Exercise details: Without the pictures, write out all the lines below exactly as they appear.

╭─ Information given

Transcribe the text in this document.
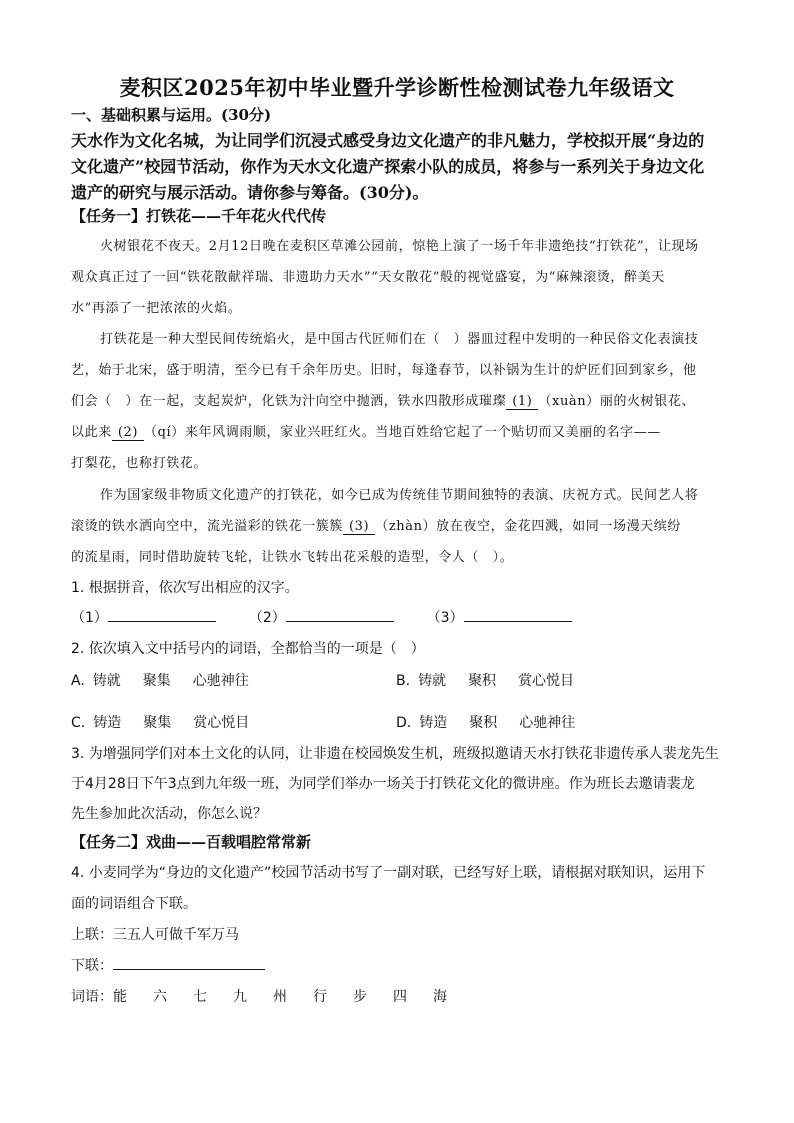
麦积区2025年初中毕业暨升学诊断性检测试卷九年级语文
一、基础积累与运用。(30分)
天水作为文化名城，为让同学们沉浸式感受身边文化遗产的非凡魅力，学校拟开展“身边的
文化遗产”校园节活动，你作为天水文化遗产探索小队的成员，将参与一系列关于身边文化
遗产的研究与展示活动。请你参与筹备。(30分)。
【任务一】打铁花——千年花火代代传
火树银花不夜天。2月12日晚在麦积区草滩公园前，惊艳上演了一场千年非遗绝技“打铁花”，让现场
观众真正过了一回“铁花散献祥瑞、非遗助力天水”“天女散花”般的视觉盛宴，为“麻辣滚烫，醉美天
水”再添了一把浓浓的火焰。
打铁花是一种大型民间传统焰火，是中国古代匠师们在（　）器皿过程中发明的一种民俗文化表演技
艺，始于北宋，盛于明清，至今已有千余年历史。旧时，每逢春节，以补锅为生计的炉匠们回到家乡，他
们会（　）在一起，支起炭炉，化铁为汁向空中抛洒，铁水四散形成璀璨 (1) （xuàn）丽的火树银花、
以此来 (2) （qí）来年风调雨顺，家业兴旺红火。当地百姓给它起了一个贴切而又美丽的名字——
打梨花，也称打铁花。
作为国家级非物质文化遗产的打铁花，如今已成为传统佳节期间独特的表演、庆祝方式。民间艺人将
滚烫的铁水洒向空中，流光溢彩的铁花一簇簇 (3) （zhàn）放在夜空，金花四溅，如同一场漫天缤纷
的流星雨，同时借助旋转飞轮，让铁水飞转出花采般的造型，令人（　）。
1. 根据拼音，依次写出相应的汉字。
（1）	（2）	（3）
2. 依次填入文中括号内的词语，全都恰当的一项是（　）
A. 铸就 聚集 心驰神往	B. 铸就 聚积 赏心悦目
C. 铸造 聚集 赏心悦目	D. 铸造 聚积 心驰神往
3. 为增强同学们对本土文化的认同，让非遗在校园焕发生机，班级拟邀请天水打铁花非遗传承人裴龙先生
于4月28日下午3点到九年级一班，为同学们举办一场关于打铁花文化的微讲座。作为班长去邀请裴龙
先生参加此次活动，你怎么说？
【任务二】戏曲——百载唱腔常常新
4. 小麦同学为“身边的文化遗产”校园节活动书写了一副对联，已经写好上联，请根据对联知识，运用下
面的词语组合下联。
上联：三五人可做千军万马
下联：
词语：能 六 七 九 州 行 步 四 海
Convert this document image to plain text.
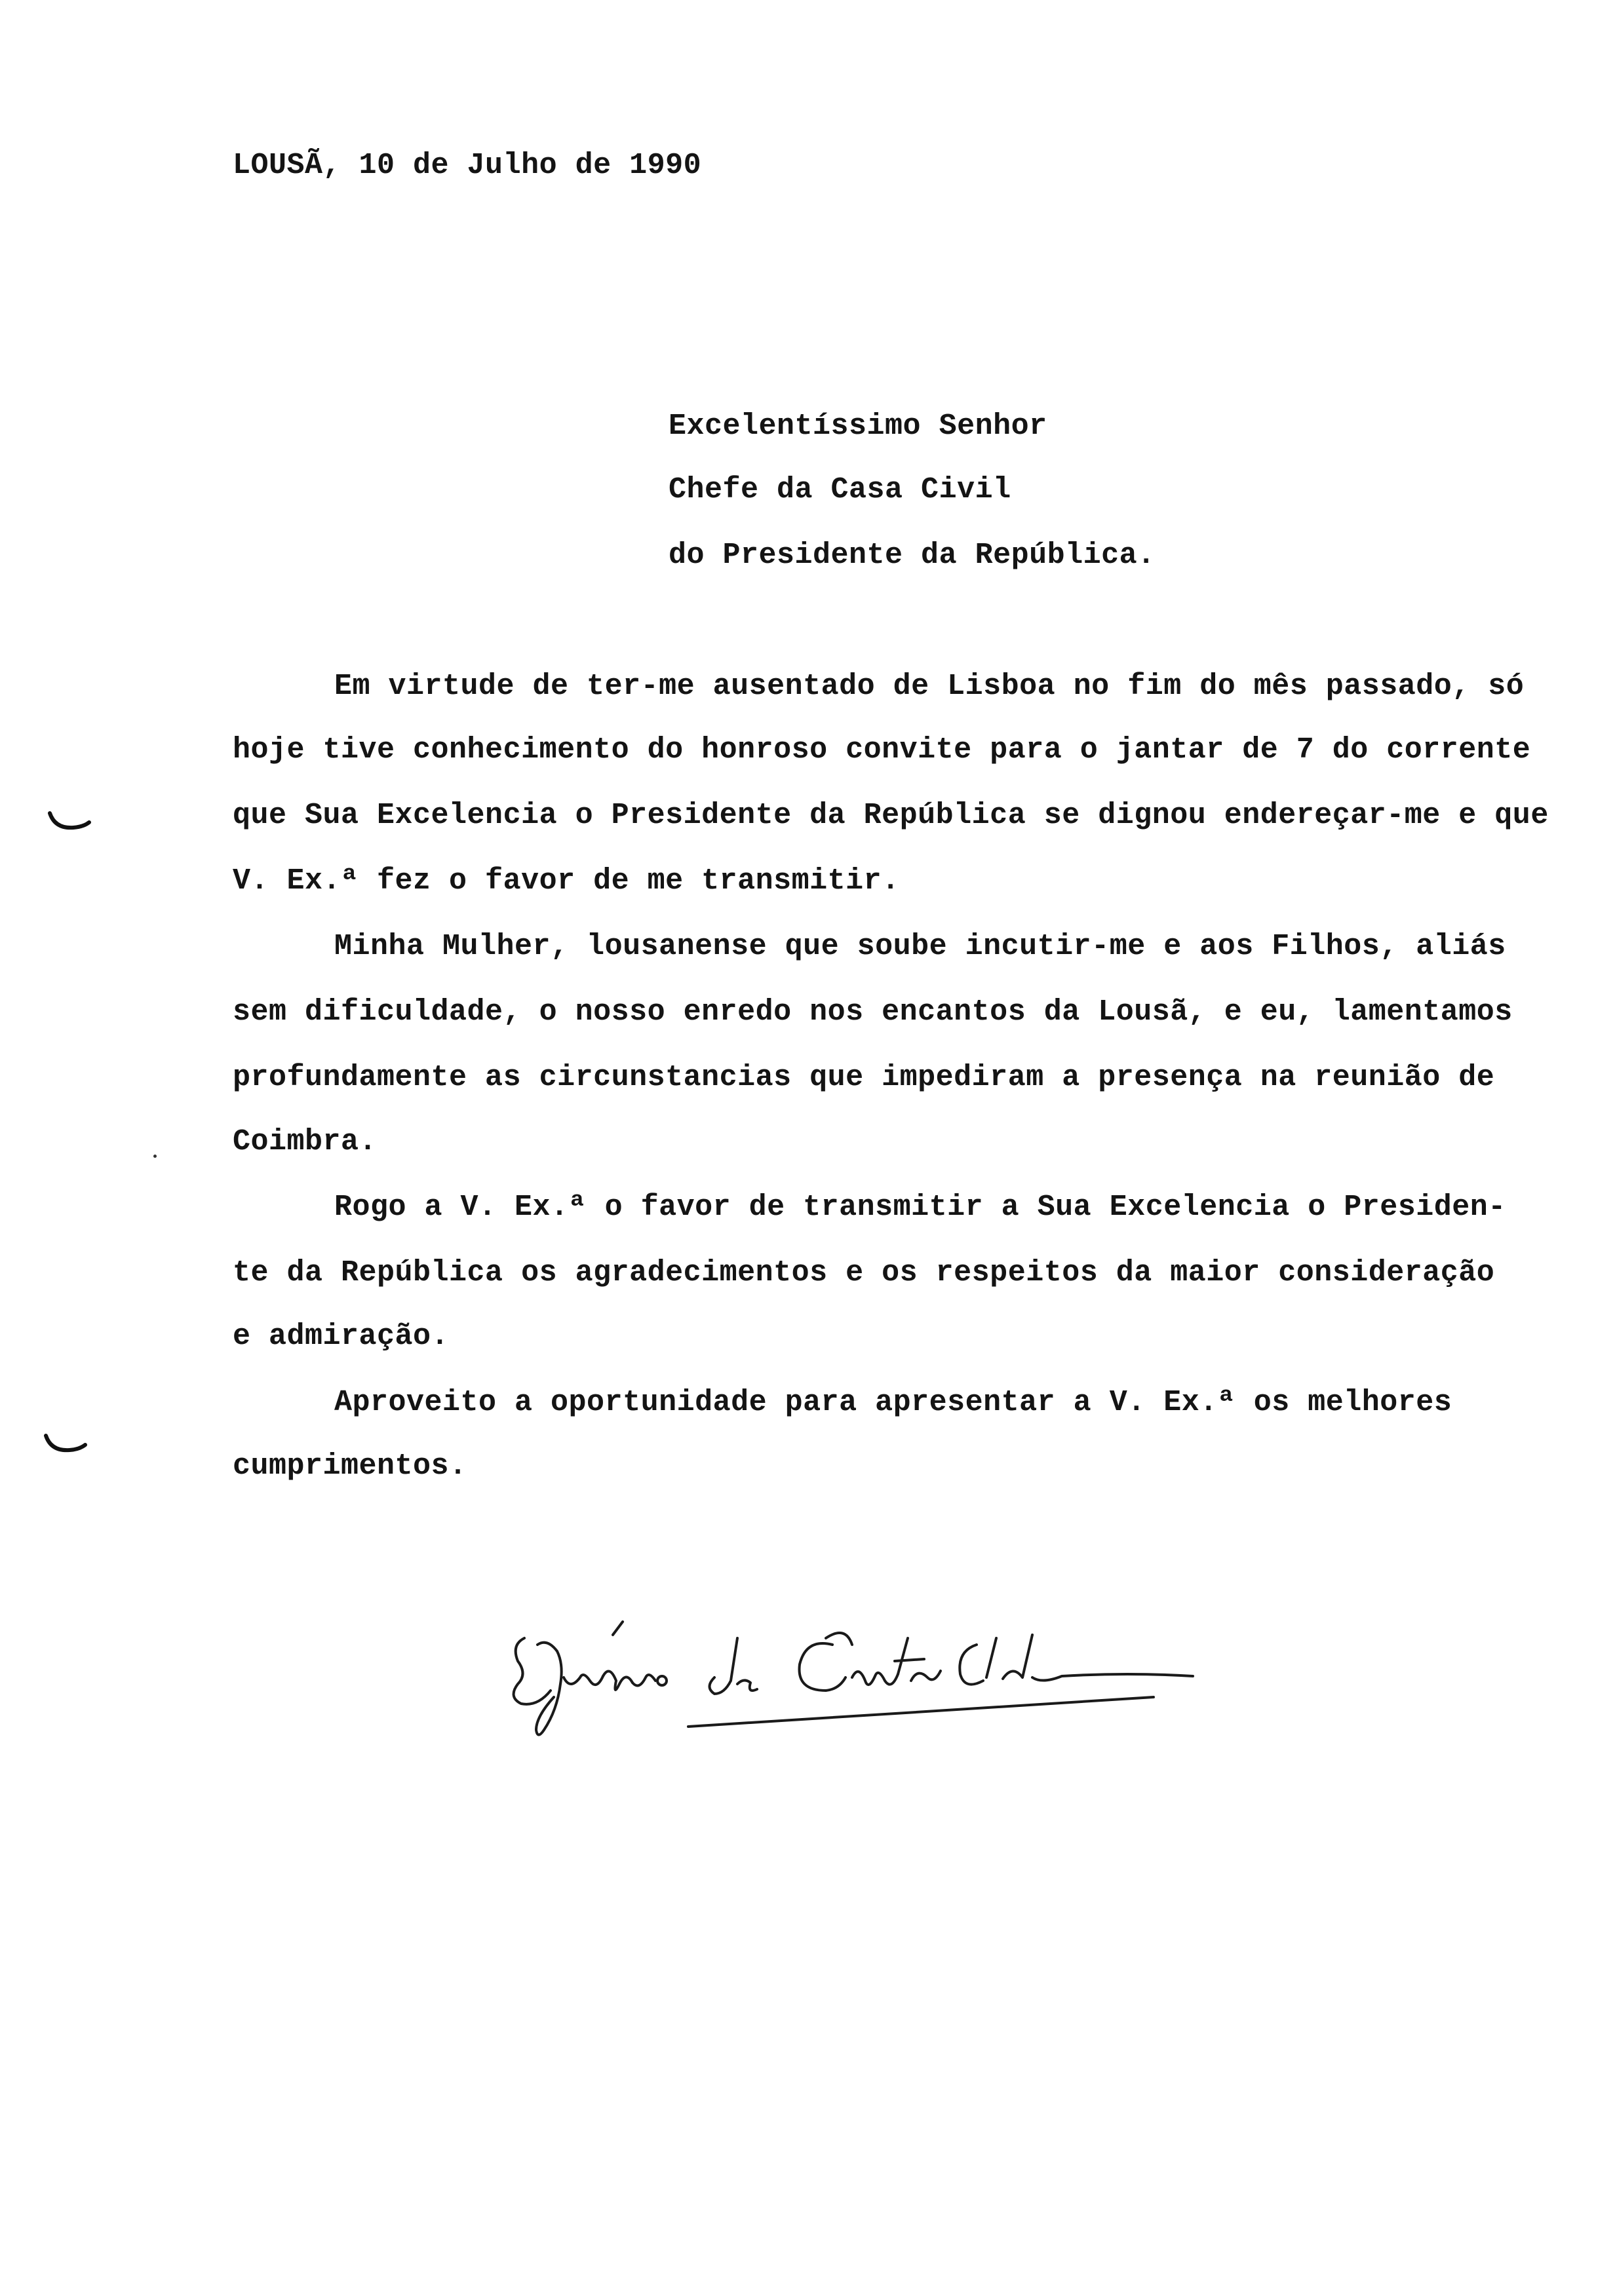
LOUSÃ, 10 de Julho de 1990
Excelentíssimo Senhor
Chefe da Casa Civil
do Presidente da República.
Em virtude de ter-me ausentado de Lisboa no fim do mês passado, só
hoje tive conhecimento do honroso convite para o jantar de 7 do corrente
que Sua Excelencia o Presidente da República se dignou endereçar-me e que
V. Ex.ª fez o favor de me transmitir.
Minha Mulher, lousanense que soube incutir-me e aos Filhos, aliás
sem dificuldade, o nosso enredo nos encantos da Lousã, e eu, lamentamos
profundamente as circunstancias que impediram a presença na reunião de
Coimbra.
Rogo a V. Ex.ª o favor de transmitir a Sua Excelencia o Presiden-
te da República os agradecimentos e os respeitos da maior consideração
e admiração.
Aproveito a oportunidade para apresentar a V. Ex.ª os melhores
cumprimentos.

╰─

Solution:
Transcribe the text in this document.
麦积区2025年初中毕业暨升学诊断性检测试卷九年级语文
一、基础积累与运用。(30分)
天水作为文化名城，为让同学们沉浸式感受身边文化遗产的非凡魅力，学校拟开展“身边的
文化遗产”校园节活动，你作为天水文化遗产探索小队的成员，将参与一系列关于身边文化
遗产的研究与展示活动。请你参与筹备。(30分)。
【任务一】打铁花——千年花火代代传
火树银花不夜天。2月12日晚在麦积区草滩公园前，惊艳上演了一场千年非遗绝技“打铁花”，让现场
观众真正过了一回“铁花散献祥瑞、非遗助力天水”“天女散花”般的视觉盛宴，为“麻辣滚烫，醉美天
水”再添了一把浓浓的火焰。
打铁花是一种大型民间传统焰火，是中国古代匠师们在（　）器皿过程中发明的一种民俗文化表演技
艺，始于北宋，盛于明清，至今已有千余年历史。旧时，每逢春节，以补锅为生计的炉匠们回到家乡，他
们会（　）在一起，支起炭炉，化铁为汁向空中抛洒，铁水四散形成璀璨 (1) （xuàn）丽的火树银花、
以此来 (2) （qí）来年风调雨顺，家业兴旺红火。当地百姓给它起了一个贴切而又美丽的名字——
打梨花，也称打铁花。
作为国家级非物质文化遗产的打铁花，如今已成为传统佳节期间独特的表演、庆祝方式。民间艺人将
滚烫的铁水洒向空中，流光溢彩的铁花一簇簇 (3) （zhàn）放在夜空，金花四溅，如同一场漫天缤纷
的流星雨，同时借助旋转飞轮，让铁水飞转出花采般的造型，令人（　）。
1. 根据拼音，依次写出相应的汉字。
（1）	（2）	（3）
2. 依次填入文中括号内的词语，全都恰当的一项是（　）
A. 铸就 聚集 心驰神往	B. 铸就 聚积 赏心悦目
C. 铸造 聚集 赏心悦目	D. 铸造 聚积 心驰神往
3. 为增强同学们对本土文化的认同，让非遗在校园焕发生机，班级拟邀请天水打铁花非遗传承人裴龙先生
于4月28日下午3点到九年级一班，为同学们举办一场关于打铁花文化的微讲座。作为班长去邀请裴龙
先生参加此次活动，你怎么说？
【任务二】戏曲——百载唱腔常常新
4. 小麦同学为“身边的文化遗产”校园节活动书写了一副对联，已经写好上联，请根据对联知识，运用下
面的词语组合下联。
上联：三五人可做千军万马
下联：
词语：能 六 七 九 州 行 步 四 海
Convert this document image to plain text.
LOUSÃ, 10 de Julho de 1990
Excelentíssimo Senhor
Chefe da Casa Civil
do Presidente da República.
Em virtude de ter-me ausentado de Lisboa no fim do mês passado, só
hoje tive conhecimento do honroso convite para o jantar de 7 do corrente
que Sua Excelencia o Presidente da República se dignou endereçar-me e que
V. Ex.ª fez o favor de me transmitir.
Minha Mulher, lousanense que soube incutir-me e aos Filhos, aliás
sem dificuldade, o nosso enredo nos encantos da Lousã, e eu, lamentamos
profundamente as circunstancias que impediram a presença na reunião de
Coimbra.
Rogo a V. Ex.ª o favor de transmitir a Sua Excelencia o Presiden-
te da República os agradecimentos e os respeitos da maior consideração
e admiração.
Aproveito a oportunidade para apresentar a V. Ex.ª os melhores
cumprimentos.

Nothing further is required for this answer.